- _TEXT SEGMENT_:
◆ ◆ ◆ ◆

Author: Odoobo C. Bichachi is the Nation Media Group (NMG)-Uganda public editor. PHOTO/FILE.

What you need to know:

  • Mr Odoobo C Bichachi says: A balanced story elicits reader satisfaction and enhances trust.

Last week, I got an intriguing call from a reader, Wycliffe. He asked if I had a lot of money that I could afford anything in the world, would I buy a train? Bewildered, I fumbled for an answer. He helped me out: “What constitutes a train?” I responded: Locomotives, wagons, coaches, etc. He then referred me to the headline on page three of Daily Monitor’s February 11 edition. It read:  “Govt seeks Shs48b to buy cargo trains, cranes”.

He was right, the headline should have referred to locomotives and wagons or coaches (for passengers), not “cargo trains!” A train is an amalgam of these, it is not a unit! This error was repeated throughout the story.

Now headlines are easily the most important element of a newspaper or any print medium for that matter because they constitute the first, if not second, entry point for the reader; the other being photographs.

“Busy people (which includes all of your readers) scan the newspaper, surveying photos, headlines and cutlines to decide if they want to commit more time to reading the stories that interest them. The photos and headlines are thus important decision-making points. In fact, they may be more important than any paragraph in a normal story. Probably more news consumers see the headlines on page one than read the first graph of even the lead story.” – www.columbia.edu

In the newsroom, however, many editors tend to attach more importance to the fine print (text) of the story, with headlines seen as a burdensome last patch they simply need to get over with to beat deadlines and go home. The result is that many little things can go wrong at the last minute, as was the case here. But there was a bigger problem with the cover headline the same day. It read: “Inside Facebook fight with top NRM officials.”

Government spokesman Ofwono Opondo raised the flag on Twitter. He tweeted: “I read even the fine letters of this lead story but couldn’t spot one single ‘top’ @NRMOnline official mentioned,” dropping a sad emoji and tagging Daily Monitor.

I was tagged by African Centre for Media Excellence (ACME) director Peter Mwesige, who responded thus: “Fair enough. I wonder what NMG-Uganda Public Editor @cbichachi thinks. I wouldn’t be surprised if the headline writer was looking for design balance. ‘Top’ balanced the two decks in headline although it’s not really accurate.”

Well, I read the fine print of the story and both Opondo and Mwesige were right; the headline was inaccurate and carried a tinge of sensationalism! There was no “top” in the story! However, it did give some insights into the activities of accounts taken down by Facebook and Twitter, etc.

The story would, however, have benefitted from some “balance” rather than the monologue of Facebook/Twitter reasons for their actions. For example, is there any merit in President Museveni’s assertion that the social media giants were not “equitable?” in singling out only pro-government accounts? Where there any multiple accounts of “Opposition” activists that shared, liked and amplified political content? What about the hashtags #SecuringYourFuture vs #WeAreRemovingDictator? A balanced story elicits reader satisfaction and enhances trust. Remember, even the devil deserves his due!

Finally, to a February 13 Saturday Monitor story headlined, “Kaggwa came face-to-face with death in the wild.”  Steve McKay posted on Facebook, asking: “What is the point of this report? Tourism is really suffering and we get an ‘in-depth’ on one person…to be fair I read until I lost interest. Did I miss something...”

I read the story too. I wanted to see the near death experience in the wild the headline promised. After reading the very long article, I get to a little paragraph at the end about a time the tourist guide and his group of tourists in a van found themselves amid an elephant herd. Did the jumbos charge at them? No! Was there a near death experience? Not in the story! Only in the headline!

So what is the takeaway? “A good headline must be correct (in fact and implication). It must connect to ordinary readers (be easily understood). It must attract attention (using interesting, active words). It must set (or match) tone of the article. It must deliver the promise.”

◆ ◆ ◆ ◆

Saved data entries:
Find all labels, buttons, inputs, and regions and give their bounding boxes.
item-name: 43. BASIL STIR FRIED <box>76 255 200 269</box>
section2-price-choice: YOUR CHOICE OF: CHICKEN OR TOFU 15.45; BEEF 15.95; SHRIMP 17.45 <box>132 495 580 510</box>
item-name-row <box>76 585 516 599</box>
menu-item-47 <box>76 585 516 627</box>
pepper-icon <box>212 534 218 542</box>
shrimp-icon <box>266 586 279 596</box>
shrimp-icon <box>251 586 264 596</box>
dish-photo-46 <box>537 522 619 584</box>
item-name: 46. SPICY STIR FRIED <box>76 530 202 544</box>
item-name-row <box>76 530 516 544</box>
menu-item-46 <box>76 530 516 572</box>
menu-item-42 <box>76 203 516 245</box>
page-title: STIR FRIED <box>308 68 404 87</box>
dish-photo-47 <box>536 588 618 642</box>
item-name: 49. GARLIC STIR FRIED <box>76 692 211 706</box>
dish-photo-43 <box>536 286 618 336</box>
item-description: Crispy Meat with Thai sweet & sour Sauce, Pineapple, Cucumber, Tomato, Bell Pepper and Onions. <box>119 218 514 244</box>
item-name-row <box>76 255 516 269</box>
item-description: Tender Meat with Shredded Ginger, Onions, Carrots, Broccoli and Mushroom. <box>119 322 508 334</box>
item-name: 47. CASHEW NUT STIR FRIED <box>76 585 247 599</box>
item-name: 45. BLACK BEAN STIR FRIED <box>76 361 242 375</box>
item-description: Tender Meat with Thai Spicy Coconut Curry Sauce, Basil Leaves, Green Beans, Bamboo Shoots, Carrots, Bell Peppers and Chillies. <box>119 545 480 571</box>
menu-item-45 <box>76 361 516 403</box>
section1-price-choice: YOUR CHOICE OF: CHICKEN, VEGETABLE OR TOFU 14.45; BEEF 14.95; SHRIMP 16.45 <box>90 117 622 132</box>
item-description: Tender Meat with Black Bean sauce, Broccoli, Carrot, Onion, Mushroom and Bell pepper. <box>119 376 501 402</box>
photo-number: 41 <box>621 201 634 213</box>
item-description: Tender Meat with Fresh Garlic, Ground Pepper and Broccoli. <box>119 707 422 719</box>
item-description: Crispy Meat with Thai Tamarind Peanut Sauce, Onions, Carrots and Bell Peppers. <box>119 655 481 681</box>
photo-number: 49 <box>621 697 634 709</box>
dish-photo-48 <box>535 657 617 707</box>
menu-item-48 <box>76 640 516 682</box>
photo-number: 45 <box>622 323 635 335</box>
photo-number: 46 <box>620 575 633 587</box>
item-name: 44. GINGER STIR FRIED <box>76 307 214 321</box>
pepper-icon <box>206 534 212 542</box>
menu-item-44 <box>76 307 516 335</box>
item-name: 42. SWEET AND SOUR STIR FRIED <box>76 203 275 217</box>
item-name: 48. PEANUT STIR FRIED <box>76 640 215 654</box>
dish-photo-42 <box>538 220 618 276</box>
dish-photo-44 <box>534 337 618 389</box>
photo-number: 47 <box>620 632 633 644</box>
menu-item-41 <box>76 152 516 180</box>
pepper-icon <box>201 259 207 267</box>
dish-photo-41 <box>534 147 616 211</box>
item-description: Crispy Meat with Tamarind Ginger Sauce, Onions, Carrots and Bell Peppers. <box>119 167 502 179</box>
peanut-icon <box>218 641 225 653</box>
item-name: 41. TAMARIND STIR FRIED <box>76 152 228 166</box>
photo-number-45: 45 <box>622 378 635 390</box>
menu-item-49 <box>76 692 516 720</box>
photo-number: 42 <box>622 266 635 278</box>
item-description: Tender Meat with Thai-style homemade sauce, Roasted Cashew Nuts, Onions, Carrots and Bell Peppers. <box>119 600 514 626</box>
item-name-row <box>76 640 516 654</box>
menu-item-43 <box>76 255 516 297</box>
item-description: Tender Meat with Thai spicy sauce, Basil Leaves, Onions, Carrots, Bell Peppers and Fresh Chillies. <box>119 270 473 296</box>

◆ ◆ ◆ ◆

Can you update the part of the column on headlines that opens with the words containing "Last week, I" and closes with "throughout the story.", writing "carriages" wherever it says "wagons"? Rely on nothing but the column on headlines.

Last week, I got an intriguing call from a reader, Wycliffe. He asked if I had a lot of money that I could afford anything in the world, would I buy a train? Bewildered, I fumbled for an answer. He helped me out: “What constitutes a train?” I responded: Locomotives, carriages, coaches, etc. He then referred me to the headline on page three of Daily Monitor’s February 11 edition. It read:  “Govt seeks Shs48b to buy cargo trains, cranes”.

He was right, the headline should have referred to locomotives and carriages or coaches (for passengers), not “cargo trains!” A train is an amalgam of these, it is not a unit! This error was repeated throughout the story.